(Dataset entries)
Start
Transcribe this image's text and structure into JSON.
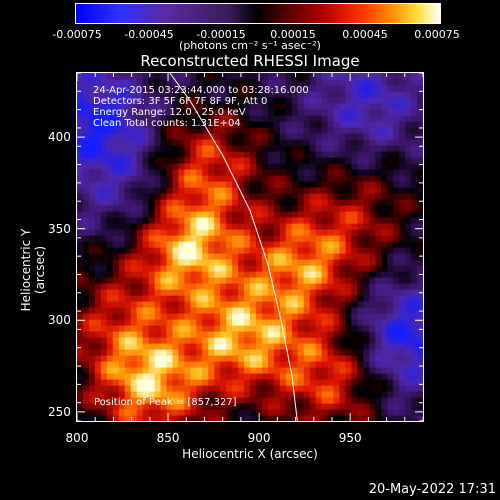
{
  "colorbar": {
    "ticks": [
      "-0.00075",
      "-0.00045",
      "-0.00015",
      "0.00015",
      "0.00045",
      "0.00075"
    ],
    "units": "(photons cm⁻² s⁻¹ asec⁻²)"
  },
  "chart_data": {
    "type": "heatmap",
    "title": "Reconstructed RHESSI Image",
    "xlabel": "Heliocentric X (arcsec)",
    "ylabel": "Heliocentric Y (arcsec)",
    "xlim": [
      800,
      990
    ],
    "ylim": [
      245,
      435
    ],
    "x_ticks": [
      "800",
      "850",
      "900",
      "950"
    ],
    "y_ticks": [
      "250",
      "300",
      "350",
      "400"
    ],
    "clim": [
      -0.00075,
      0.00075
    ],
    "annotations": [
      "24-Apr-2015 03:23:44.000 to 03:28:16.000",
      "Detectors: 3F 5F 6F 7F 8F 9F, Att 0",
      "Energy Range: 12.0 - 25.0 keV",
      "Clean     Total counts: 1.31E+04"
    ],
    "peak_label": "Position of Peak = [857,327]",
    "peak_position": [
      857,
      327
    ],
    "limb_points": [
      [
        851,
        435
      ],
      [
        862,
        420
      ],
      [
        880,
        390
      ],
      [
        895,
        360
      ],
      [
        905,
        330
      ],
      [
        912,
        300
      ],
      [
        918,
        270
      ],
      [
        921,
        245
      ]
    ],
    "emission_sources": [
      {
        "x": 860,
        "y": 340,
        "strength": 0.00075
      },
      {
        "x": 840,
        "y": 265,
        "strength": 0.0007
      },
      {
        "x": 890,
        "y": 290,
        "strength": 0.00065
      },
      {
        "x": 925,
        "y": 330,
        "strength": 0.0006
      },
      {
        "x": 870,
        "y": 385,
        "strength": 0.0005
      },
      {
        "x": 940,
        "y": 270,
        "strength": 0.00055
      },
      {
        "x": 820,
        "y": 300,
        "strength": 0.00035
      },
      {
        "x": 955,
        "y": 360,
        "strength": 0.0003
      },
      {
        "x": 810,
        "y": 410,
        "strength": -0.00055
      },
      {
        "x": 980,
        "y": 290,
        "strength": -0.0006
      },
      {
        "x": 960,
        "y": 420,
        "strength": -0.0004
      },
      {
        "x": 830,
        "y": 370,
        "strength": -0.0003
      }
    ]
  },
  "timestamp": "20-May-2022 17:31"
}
End
Start
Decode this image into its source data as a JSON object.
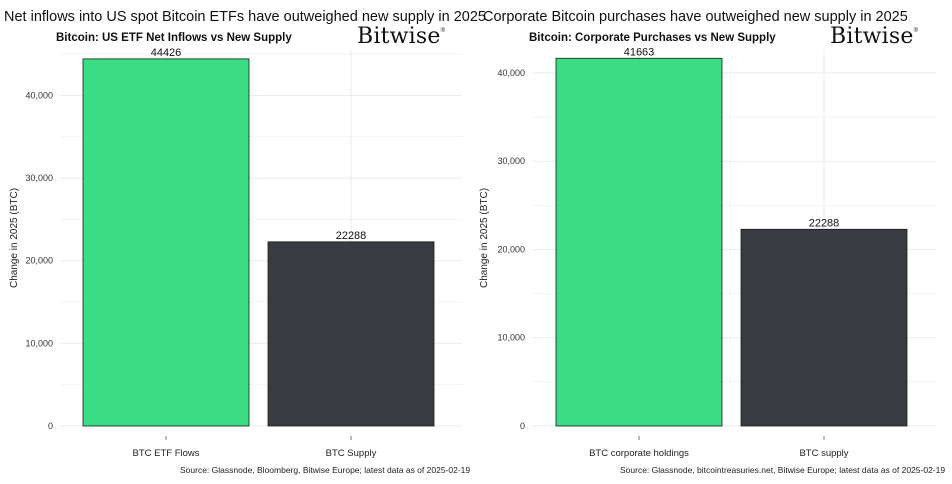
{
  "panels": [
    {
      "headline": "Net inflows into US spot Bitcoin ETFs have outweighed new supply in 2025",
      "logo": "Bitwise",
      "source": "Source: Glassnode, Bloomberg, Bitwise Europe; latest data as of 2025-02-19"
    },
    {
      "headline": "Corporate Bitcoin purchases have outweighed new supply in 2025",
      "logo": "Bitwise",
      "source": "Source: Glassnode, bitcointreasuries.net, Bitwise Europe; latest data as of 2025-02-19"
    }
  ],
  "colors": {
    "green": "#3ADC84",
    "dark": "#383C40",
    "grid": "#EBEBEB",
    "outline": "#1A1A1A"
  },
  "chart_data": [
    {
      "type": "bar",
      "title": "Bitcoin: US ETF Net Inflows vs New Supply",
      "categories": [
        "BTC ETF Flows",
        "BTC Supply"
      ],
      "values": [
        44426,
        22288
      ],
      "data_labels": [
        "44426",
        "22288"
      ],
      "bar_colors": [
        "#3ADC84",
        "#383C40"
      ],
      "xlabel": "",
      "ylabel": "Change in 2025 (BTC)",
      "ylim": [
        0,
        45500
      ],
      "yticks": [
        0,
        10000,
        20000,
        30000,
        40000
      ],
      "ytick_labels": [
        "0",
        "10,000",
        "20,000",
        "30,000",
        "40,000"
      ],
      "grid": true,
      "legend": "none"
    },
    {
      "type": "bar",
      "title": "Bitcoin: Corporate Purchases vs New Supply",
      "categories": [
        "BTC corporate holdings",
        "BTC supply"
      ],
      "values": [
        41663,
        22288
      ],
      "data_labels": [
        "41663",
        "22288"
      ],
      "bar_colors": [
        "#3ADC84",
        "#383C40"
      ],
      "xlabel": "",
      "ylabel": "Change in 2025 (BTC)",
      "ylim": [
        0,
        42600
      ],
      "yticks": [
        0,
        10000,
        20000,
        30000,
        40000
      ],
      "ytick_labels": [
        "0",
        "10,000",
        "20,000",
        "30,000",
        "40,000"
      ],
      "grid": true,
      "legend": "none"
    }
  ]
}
End
Written problem:
Among the records above, how many lines carry the string "title"? Reply with the number alone.

Correct result:
3